(A block of data)

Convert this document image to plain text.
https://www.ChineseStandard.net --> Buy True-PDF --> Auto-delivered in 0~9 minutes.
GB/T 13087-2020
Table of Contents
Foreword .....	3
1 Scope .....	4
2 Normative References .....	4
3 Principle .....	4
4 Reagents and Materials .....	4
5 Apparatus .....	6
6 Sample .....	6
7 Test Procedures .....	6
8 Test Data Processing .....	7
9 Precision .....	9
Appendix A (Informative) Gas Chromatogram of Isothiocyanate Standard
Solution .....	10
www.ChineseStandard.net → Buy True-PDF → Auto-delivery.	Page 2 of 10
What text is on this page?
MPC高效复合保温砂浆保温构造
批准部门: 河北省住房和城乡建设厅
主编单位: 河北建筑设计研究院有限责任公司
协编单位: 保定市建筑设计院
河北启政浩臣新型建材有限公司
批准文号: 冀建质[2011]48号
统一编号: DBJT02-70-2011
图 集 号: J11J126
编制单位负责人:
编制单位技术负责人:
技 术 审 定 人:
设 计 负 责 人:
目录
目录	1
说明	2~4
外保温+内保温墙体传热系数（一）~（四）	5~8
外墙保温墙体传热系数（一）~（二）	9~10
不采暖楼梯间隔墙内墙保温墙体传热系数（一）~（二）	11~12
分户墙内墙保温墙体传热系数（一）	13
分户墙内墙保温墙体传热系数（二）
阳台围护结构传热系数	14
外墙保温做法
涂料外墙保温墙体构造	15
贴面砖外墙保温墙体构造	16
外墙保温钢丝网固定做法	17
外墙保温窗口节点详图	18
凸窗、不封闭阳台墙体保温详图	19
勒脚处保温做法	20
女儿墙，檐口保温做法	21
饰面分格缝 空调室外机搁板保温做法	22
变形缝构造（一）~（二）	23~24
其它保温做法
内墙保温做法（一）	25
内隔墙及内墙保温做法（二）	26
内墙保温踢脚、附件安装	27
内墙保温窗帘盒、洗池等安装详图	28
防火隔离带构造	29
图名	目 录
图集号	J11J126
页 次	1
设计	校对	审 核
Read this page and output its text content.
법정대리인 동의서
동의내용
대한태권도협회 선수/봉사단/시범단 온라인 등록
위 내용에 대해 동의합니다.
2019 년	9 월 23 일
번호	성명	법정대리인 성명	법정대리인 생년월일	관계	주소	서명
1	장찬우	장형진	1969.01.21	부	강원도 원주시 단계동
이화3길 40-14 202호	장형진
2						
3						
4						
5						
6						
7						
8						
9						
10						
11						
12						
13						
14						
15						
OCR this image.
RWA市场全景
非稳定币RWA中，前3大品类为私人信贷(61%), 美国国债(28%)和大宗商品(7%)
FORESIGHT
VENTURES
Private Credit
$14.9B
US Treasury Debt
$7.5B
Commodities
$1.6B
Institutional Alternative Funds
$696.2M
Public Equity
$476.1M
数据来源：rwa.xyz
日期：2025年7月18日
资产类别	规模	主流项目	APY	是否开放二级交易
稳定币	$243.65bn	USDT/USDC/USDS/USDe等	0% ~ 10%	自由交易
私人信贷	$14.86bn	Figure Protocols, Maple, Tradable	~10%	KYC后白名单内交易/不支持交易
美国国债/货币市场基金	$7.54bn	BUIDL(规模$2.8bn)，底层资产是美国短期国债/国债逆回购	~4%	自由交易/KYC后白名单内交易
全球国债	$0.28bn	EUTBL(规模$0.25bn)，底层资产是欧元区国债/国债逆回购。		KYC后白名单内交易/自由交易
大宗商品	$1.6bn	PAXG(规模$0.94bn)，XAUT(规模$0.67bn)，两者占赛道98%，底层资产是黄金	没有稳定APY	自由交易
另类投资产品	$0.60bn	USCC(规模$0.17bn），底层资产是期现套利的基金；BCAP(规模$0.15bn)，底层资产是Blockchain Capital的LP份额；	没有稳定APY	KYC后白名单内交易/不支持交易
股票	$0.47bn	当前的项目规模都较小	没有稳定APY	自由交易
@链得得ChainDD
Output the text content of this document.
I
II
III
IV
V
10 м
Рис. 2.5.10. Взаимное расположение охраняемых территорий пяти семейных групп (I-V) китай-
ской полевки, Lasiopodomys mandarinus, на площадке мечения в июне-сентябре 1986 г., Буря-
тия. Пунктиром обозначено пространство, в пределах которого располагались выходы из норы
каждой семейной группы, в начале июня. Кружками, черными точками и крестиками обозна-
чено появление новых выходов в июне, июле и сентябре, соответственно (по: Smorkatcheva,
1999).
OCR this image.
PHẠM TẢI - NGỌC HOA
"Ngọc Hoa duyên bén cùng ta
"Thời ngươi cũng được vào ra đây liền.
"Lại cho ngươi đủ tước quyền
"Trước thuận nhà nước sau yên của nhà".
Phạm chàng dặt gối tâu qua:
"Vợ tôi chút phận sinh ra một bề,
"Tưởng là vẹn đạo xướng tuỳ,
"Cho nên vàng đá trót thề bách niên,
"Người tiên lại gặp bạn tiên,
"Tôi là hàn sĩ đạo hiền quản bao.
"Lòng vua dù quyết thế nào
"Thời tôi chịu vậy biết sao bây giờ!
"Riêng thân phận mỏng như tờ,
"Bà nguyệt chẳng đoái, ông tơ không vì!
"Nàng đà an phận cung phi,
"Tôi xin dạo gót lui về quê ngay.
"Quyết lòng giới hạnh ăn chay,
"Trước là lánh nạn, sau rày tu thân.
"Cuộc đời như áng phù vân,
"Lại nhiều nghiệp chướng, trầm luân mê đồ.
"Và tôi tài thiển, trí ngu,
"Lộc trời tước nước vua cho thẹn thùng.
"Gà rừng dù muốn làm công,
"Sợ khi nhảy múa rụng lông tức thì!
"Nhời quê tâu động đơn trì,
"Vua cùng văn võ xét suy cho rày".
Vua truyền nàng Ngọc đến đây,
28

- _TASK OBJECTIVE_
Return each line that includes "Thời".

- _COMPLETE OUTPUT_
"Thời ngươi cũng được vào ra đây liền.
"Thời tôi chịu vậy biết sao bây giờ!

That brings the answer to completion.